Locate every line in the records below that holds the word "sind" and return each one.

A run of records
** start **
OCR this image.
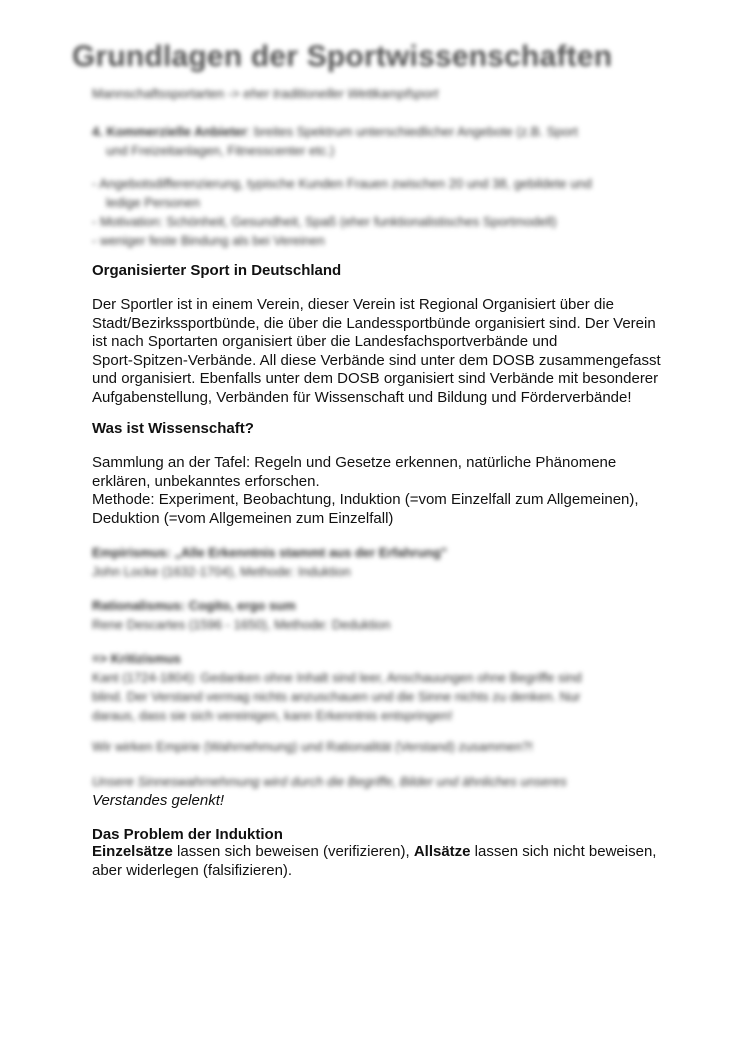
Grundlagen der Sportwissenschaften
Mannschaftssportarten -> eher traditioneller Wettkampfsport
4. Kommerzielle Anbieter: breites Spektrum unterschiedlicher Angebote (z.B. Sport
und Freizeitanlagen, Fitnesscenter etc.)
- Angebotsdifferenzierung, typische Kunden Frauen zwischen 20 und 38, gebildete und
ledige Personen
- Motivation: Schönheit, Gesundheit, Spaß (eher funktionalistisches Sportmodell)
- weniger feste Bindung als bei Vereinen
Organisierter Sport in Deutschland
Der Sportler ist in einem Verein, dieser Verein ist Regional Organisiert über die
Stadt/Bezirkssportbünde, die über die Landessportbünde organisiert sind. Der Verein
ist nach Sportarten organisiert über die Landesfachsportverbände und
Sport-Spitzen-Verbände. All diese Verbände sind unter dem DOSB zusammengefasst
und organisiert. Ebenfalls unter dem DOSB organisiert sind Verbände mit besonderer
Aufgabenstellung, Verbänden für Wissenschaft und Bildung und Förderverbände!
Was ist Wissenschaft?
Sammlung an der Tafel: Regeln und Gesetze erkennen, natürliche Phänomene
erklären, unbekanntes erforschen.
Methode: Experiment, Beobachtung, Induktion (=vom Einzelfall zum Allgemeinen),
Deduktion (=vom Allgemeinen zum Einzelfall)
Empirismus: „Alle Erkenntnis stammt aus der Erfahrung"
John Locke (1632-1704), Methode: Induktion
Rationalismus: Cogito, ergo sum
Rene Descartes (1596 - 1650), Methode: Deduktion
=> Kritizismus
Kant (1724-1804): Gedanken ohne Inhalt sind leer, Anschauungen ohne Begriffe sind
blind. Der Verstand vermag nichts anzuschauen und die Sinne nichts zu denken. Nur
daraus, dass sie sich vereinigen, kann Erkenntnis entspringen!
Wir wirken Empirie (Wahrnehmung) und Rationalität (Verstand) zusammen?!
Unsere Sinneswahrnehmung wird durch die Begriffe, Bilder und ähnliches unseres
Verstandes gelenkt!
Das Problem der Induktion
Einzelsätze lassen sich beweisen (verifizieren), Allsätze lassen sich nicht beweisen,
aber widerlegen (falsifizieren).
** end **
(Solution for this problem)
Stadt/Bezirkssportbünde, die über die Landessportbünde organisiert sind. Der Verein
Sport-Spitzen-Verbände. All diese Verbände sind unter dem DOSB zusammengefasst
und organisiert. Ebenfalls unter dem DOSB organisiert sind Verbände mit besonderer
Kant (1724-1804): Gedanken ohne Inhalt sind leer, Anschauungen ohne Begriffe sind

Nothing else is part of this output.